> Written request: Please output every line of the material as it stands, without the pictures.

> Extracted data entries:
# # #

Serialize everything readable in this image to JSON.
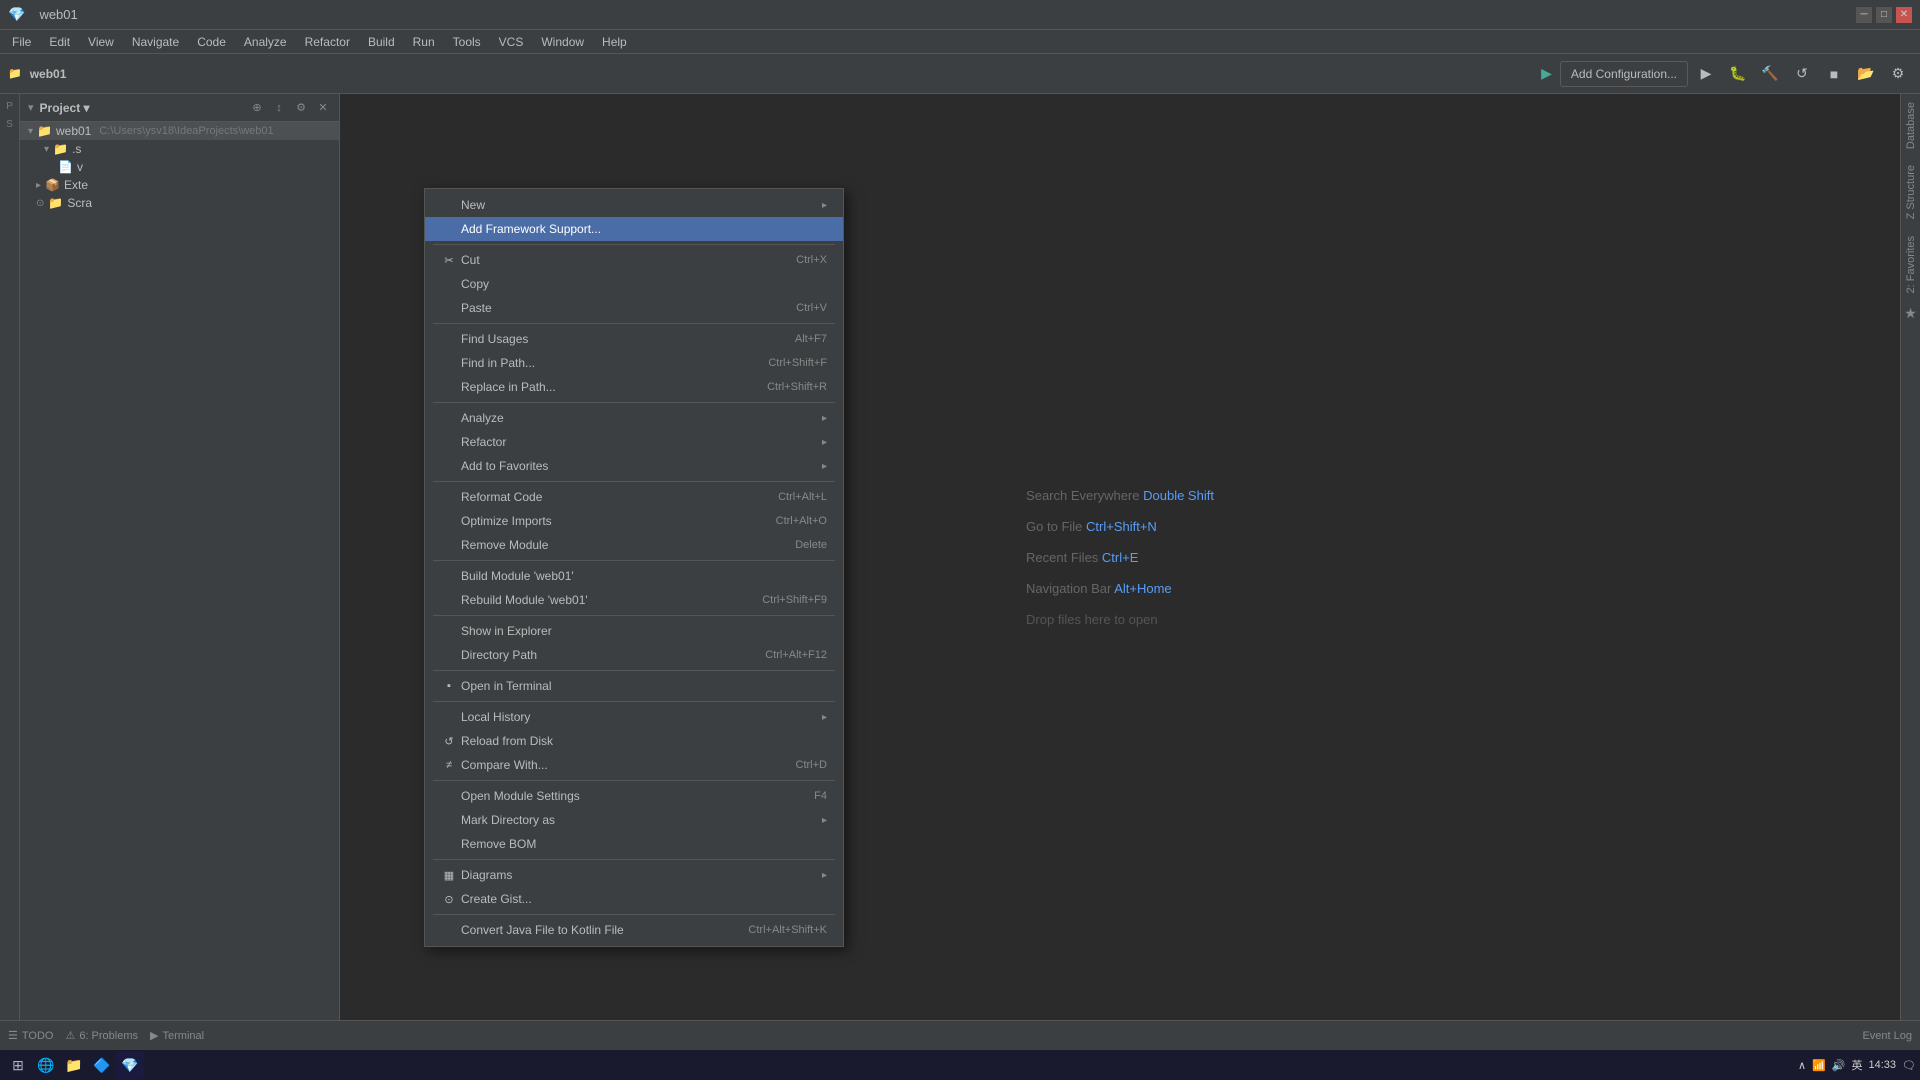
{
  "titleBar": {
    "title": "web01",
    "minBtn": "─",
    "maxBtn": "□",
    "closeBtn": "✕"
  },
  "menuBar": {
    "items": [
      "File",
      "Edit",
      "View",
      "Navigate",
      "Code",
      "Analyze",
      "Refactor",
      "Build",
      "Run",
      "Tools",
      "VCS",
      "Window",
      "Help"
    ]
  },
  "toolbar": {
    "addConfigLabel": "Add Configuration...",
    "projectName": "web01"
  },
  "projectPanel": {
    "title": "Project",
    "rootItem": "web01",
    "rootPath": "C:\\Users\\ysv18\\IdeaProjects\\web01",
    "items": [
      {
        "label": "web01",
        "path": "C:\\Users\\ysv18\\IdeaProjects\\web01",
        "level": 0
      },
      {
        "label": ".s",
        "level": 1
      },
      {
        "label": "v",
        "level": 1
      },
      {
        "label": "Exte",
        "level": 1
      },
      {
        "label": "Scra",
        "level": 1
      }
    ]
  },
  "editorHints": [
    {
      "label": "Search Everywhere",
      "key": "Double Shift"
    },
    {
      "label": "Go to File",
      "key": "Ctrl+Shift+N"
    },
    {
      "label": "Recent Files",
      "key": "Ctrl+E"
    },
    {
      "label": "Navigation Bar",
      "key": "Alt+Home"
    },
    {
      "label": "Drop files here to open",
      "key": ""
    }
  ],
  "contextMenu": {
    "items": [
      {
        "id": "new",
        "label": "New",
        "shortcut": "",
        "hasArrow": true,
        "icon": ""
      },
      {
        "id": "add-framework",
        "label": "Add Framework Support...",
        "shortcut": "",
        "hasArrow": false,
        "icon": "",
        "highlighted": true
      },
      {
        "id": "sep1",
        "type": "separator"
      },
      {
        "id": "cut",
        "label": "Cut",
        "shortcut": "Ctrl+X",
        "hasArrow": false,
        "icon": "✂"
      },
      {
        "id": "copy",
        "label": "Copy",
        "shortcut": "",
        "hasArrow": false,
        "icon": ""
      },
      {
        "id": "paste",
        "label": "Paste",
        "shortcut": "Ctrl+V",
        "hasArrow": false,
        "icon": ""
      },
      {
        "id": "sep2",
        "type": "separator"
      },
      {
        "id": "find-usages",
        "label": "Find Usages",
        "shortcut": "Alt+F7",
        "hasArrow": false,
        "icon": ""
      },
      {
        "id": "find-in-path",
        "label": "Find in Path...",
        "shortcut": "Ctrl+Shift+F",
        "hasArrow": false,
        "icon": ""
      },
      {
        "id": "replace-in-path",
        "label": "Replace in Path...",
        "shortcut": "Ctrl+Shift+R",
        "hasArrow": false,
        "icon": ""
      },
      {
        "id": "sep3",
        "type": "separator"
      },
      {
        "id": "analyze",
        "label": "Analyze",
        "shortcut": "",
        "hasArrow": true,
        "icon": ""
      },
      {
        "id": "refactor",
        "label": "Refactor",
        "shortcut": "",
        "hasArrow": true,
        "icon": ""
      },
      {
        "id": "add-to-fav",
        "label": "Add to Favorites",
        "shortcut": "",
        "hasArrow": true,
        "icon": ""
      },
      {
        "id": "sep4",
        "type": "separator"
      },
      {
        "id": "reformat-code",
        "label": "Reformat Code",
        "shortcut": "Ctrl+Alt+L",
        "hasArrow": false,
        "icon": ""
      },
      {
        "id": "optimize-imports",
        "label": "Optimize Imports",
        "shortcut": "Ctrl+Alt+O",
        "hasArrow": false,
        "icon": ""
      },
      {
        "id": "remove-module",
        "label": "Remove Module",
        "shortcut": "Delete",
        "hasArrow": false,
        "icon": ""
      },
      {
        "id": "sep5",
        "type": "separator"
      },
      {
        "id": "build-module",
        "label": "Build Module 'web01'",
        "shortcut": "",
        "hasArrow": false,
        "icon": ""
      },
      {
        "id": "rebuild-module",
        "label": "Rebuild Module 'web01'",
        "shortcut": "Ctrl+Shift+F9",
        "hasArrow": false,
        "icon": ""
      },
      {
        "id": "sep6",
        "type": "separator"
      },
      {
        "id": "show-explorer",
        "label": "Show in Explorer",
        "shortcut": "",
        "hasArrow": false,
        "icon": ""
      },
      {
        "id": "directory-path",
        "label": "Directory Path",
        "shortcut": "Ctrl+Alt+F12",
        "hasArrow": false,
        "icon": ""
      },
      {
        "id": "sep7",
        "type": "separator"
      },
      {
        "id": "open-terminal",
        "label": "Open in Terminal",
        "shortcut": "",
        "hasArrow": false,
        "icon": "▪"
      },
      {
        "id": "sep8",
        "type": "separator"
      },
      {
        "id": "local-history",
        "label": "Local History",
        "shortcut": "",
        "hasArrow": true,
        "icon": ""
      },
      {
        "id": "reload-disk",
        "label": "Reload from Disk",
        "shortcut": "",
        "hasArrow": false,
        "icon": "↺"
      },
      {
        "id": "compare-with",
        "label": "Compare With...",
        "shortcut": "Ctrl+D",
        "hasArrow": false,
        "icon": "≠"
      },
      {
        "id": "sep9",
        "type": "separator"
      },
      {
        "id": "open-module-settings",
        "label": "Open Module Settings",
        "shortcut": "F4",
        "hasArrow": false,
        "icon": ""
      },
      {
        "id": "mark-directory",
        "label": "Mark Directory as",
        "shortcut": "",
        "hasArrow": true,
        "icon": ""
      },
      {
        "id": "remove-bom",
        "label": "Remove BOM",
        "shortcut": "",
        "hasArrow": false,
        "icon": ""
      },
      {
        "id": "sep10",
        "type": "separator"
      },
      {
        "id": "diagrams",
        "label": "Diagrams",
        "shortcut": "",
        "hasArrow": true,
        "icon": "▦"
      },
      {
        "id": "create-gist",
        "label": "Create Gist...",
        "shortcut": "",
        "hasArrow": false,
        "icon": "⊙"
      },
      {
        "id": "sep11",
        "type": "separator"
      },
      {
        "id": "convert-java",
        "label": "Convert Java File to Kotlin File",
        "shortcut": "Ctrl+Alt+Shift+K",
        "hasArrow": false,
        "icon": ""
      }
    ]
  },
  "statusBar": {
    "tabs": [
      "TODO",
      "6: Problems",
      "Terminal"
    ],
    "right": "Event Log"
  },
  "taskbar": {
    "time": "14:33",
    "lang": "英",
    "items": [
      "⊞",
      "🌐",
      "📁",
      "🔷",
      "💎"
    ]
  }
}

# # #

> Full solution:
Serialize everything readable in this image to JSON.
{
  "titleBar": {
    "title": "web01",
    "minBtn": "─",
    "maxBtn": "□",
    "closeBtn": "✕"
  },
  "menuBar": {
    "items": [
      "File",
      "Edit",
      "View",
      "Navigate",
      "Code",
      "Analyze",
      "Refactor",
      "Build",
      "Run",
      "Tools",
      "VCS",
      "Window",
      "Help"
    ]
  },
  "toolbar": {
    "addConfigLabel": "Add Configuration...",
    "projectName": "web01"
  },
  "projectPanel": {
    "title": "Project",
    "rootItem": "web01",
    "rootPath": "C:\\Users\\ysv18\\IdeaProjects\\web01",
    "items": [
      {
        "label": "web01",
        "path": "C:\\Users\\ysv18\\IdeaProjects\\web01",
        "level": 0
      },
      {
        "label": ".s",
        "level": 1
      },
      {
        "label": "v",
        "level": 1
      },
      {
        "label": "Exte",
        "level": 1
      },
      {
        "label": "Scra",
        "level": 1
      }
    ]
  },
  "editorHints": [
    {
      "label": "Search Everywhere",
      "key": "Double Shift"
    },
    {
      "label": "Go to File",
      "key": "Ctrl+Shift+N"
    },
    {
      "label": "Recent Files",
      "key": "Ctrl+E"
    },
    {
      "label": "Navigation Bar",
      "key": "Alt+Home"
    },
    {
      "label": "Drop files here to open",
      "key": ""
    }
  ],
  "contextMenu": {
    "items": [
      {
        "id": "new",
        "label": "New",
        "shortcut": "",
        "hasArrow": true,
        "icon": ""
      },
      {
        "id": "add-framework",
        "label": "Add Framework Support...",
        "shortcut": "",
        "hasArrow": false,
        "icon": "",
        "highlighted": true
      },
      {
        "id": "sep1",
        "type": "separator"
      },
      {
        "id": "cut",
        "label": "Cut",
        "shortcut": "Ctrl+X",
        "hasArrow": false,
        "icon": "✂"
      },
      {
        "id": "copy",
        "label": "Copy",
        "shortcut": "",
        "hasArrow": false,
        "icon": ""
      },
      {
        "id": "paste",
        "label": "Paste",
        "shortcut": "Ctrl+V",
        "hasArrow": false,
        "icon": ""
      },
      {
        "id": "sep2",
        "type": "separator"
      },
      {
        "id": "find-usages",
        "label": "Find Usages",
        "shortcut": "Alt+F7",
        "hasArrow": false,
        "icon": ""
      },
      {
        "id": "find-in-path",
        "label": "Find in Path...",
        "shortcut": "Ctrl+Shift+F",
        "hasArrow": false,
        "icon": ""
      },
      {
        "id": "replace-in-path",
        "label": "Replace in Path...",
        "shortcut": "Ctrl+Shift+R",
        "hasArrow": false,
        "icon": ""
      },
      {
        "id": "sep3",
        "type": "separator"
      },
      {
        "id": "analyze",
        "label": "Analyze",
        "shortcut": "",
        "hasArrow": true,
        "icon": ""
      },
      {
        "id": "refactor",
        "label": "Refactor",
        "shortcut": "",
        "hasArrow": true,
        "icon": ""
      },
      {
        "id": "add-to-fav",
        "label": "Add to Favorites",
        "shortcut": "",
        "hasArrow": true,
        "icon": ""
      },
      {
        "id": "sep4",
        "type": "separator"
      },
      {
        "id": "reformat-code",
        "label": "Reformat Code",
        "shortcut": "Ctrl+Alt+L",
        "hasArrow": false,
        "icon": ""
      },
      {
        "id": "optimize-imports",
        "label": "Optimize Imports",
        "shortcut": "Ctrl+Alt+O",
        "hasArrow": false,
        "icon": ""
      },
      {
        "id": "remove-module",
        "label": "Remove Module",
        "shortcut": "Delete",
        "hasArrow": false,
        "icon": ""
      },
      {
        "id": "sep5",
        "type": "separator"
      },
      {
        "id": "build-module",
        "label": "Build Module 'web01'",
        "shortcut": "",
        "hasArrow": false,
        "icon": ""
      },
      {
        "id": "rebuild-module",
        "label": "Rebuild Module 'web01'",
        "shortcut": "Ctrl+Shift+F9",
        "hasArrow": false,
        "icon": ""
      },
      {
        "id": "sep6",
        "type": "separator"
      },
      {
        "id": "show-explorer",
        "label": "Show in Explorer",
        "shortcut": "",
        "hasArrow": false,
        "icon": ""
      },
      {
        "id": "directory-path",
        "label": "Directory Path",
        "shortcut": "Ctrl+Alt+F12",
        "hasArrow": false,
        "icon": ""
      },
      {
        "id": "sep7",
        "type": "separator"
      },
      {
        "id": "open-terminal",
        "label": "Open in Terminal",
        "shortcut": "",
        "hasArrow": false,
        "icon": "▪"
      },
      {
        "id": "sep8",
        "type": "separator"
      },
      {
        "id": "local-history",
        "label": "Local History",
        "shortcut": "",
        "hasArrow": true,
        "icon": ""
      },
      {
        "id": "reload-disk",
        "label": "Reload from Disk",
        "shortcut": "",
        "hasArrow": false,
        "icon": "↺"
      },
      {
        "id": "compare-with",
        "label": "Compare With...",
        "shortcut": "Ctrl+D",
        "hasArrow": false,
        "icon": "≠"
      },
      {
        "id": "sep9",
        "type": "separator"
      },
      {
        "id": "open-module-settings",
        "label": "Open Module Settings",
        "shortcut": "F4",
        "hasArrow": false,
        "icon": ""
      },
      {
        "id": "mark-directory",
        "label": "Mark Directory as",
        "shortcut": "",
        "hasArrow": true,
        "icon": ""
      },
      {
        "id": "remove-bom",
        "label": "Remove BOM",
        "shortcut": "",
        "hasArrow": false,
        "icon": ""
      },
      {
        "id": "sep10",
        "type": "separator"
      },
      {
        "id": "diagrams",
        "label": "Diagrams",
        "shortcut": "",
        "hasArrow": true,
        "icon": "▦"
      },
      {
        "id": "create-gist",
        "label": "Create Gist...",
        "shortcut": "",
        "hasArrow": false,
        "icon": "⊙"
      },
      {
        "id": "sep11",
        "type": "separator"
      },
      {
        "id": "convert-java",
        "label": "Convert Java File to Kotlin File",
        "shortcut": "Ctrl+Alt+Shift+K",
        "hasArrow": false,
        "icon": ""
      }
    ]
  },
  "statusBar": {
    "tabs": [
      "TODO",
      "6: Problems",
      "Terminal"
    ],
    "right": "Event Log"
  },
  "taskbar": {
    "time": "14:33",
    "lang": "英",
    "items": [
      "⊞",
      "🌐",
      "📁",
      "🔷",
      "💎"
    ]
  }
}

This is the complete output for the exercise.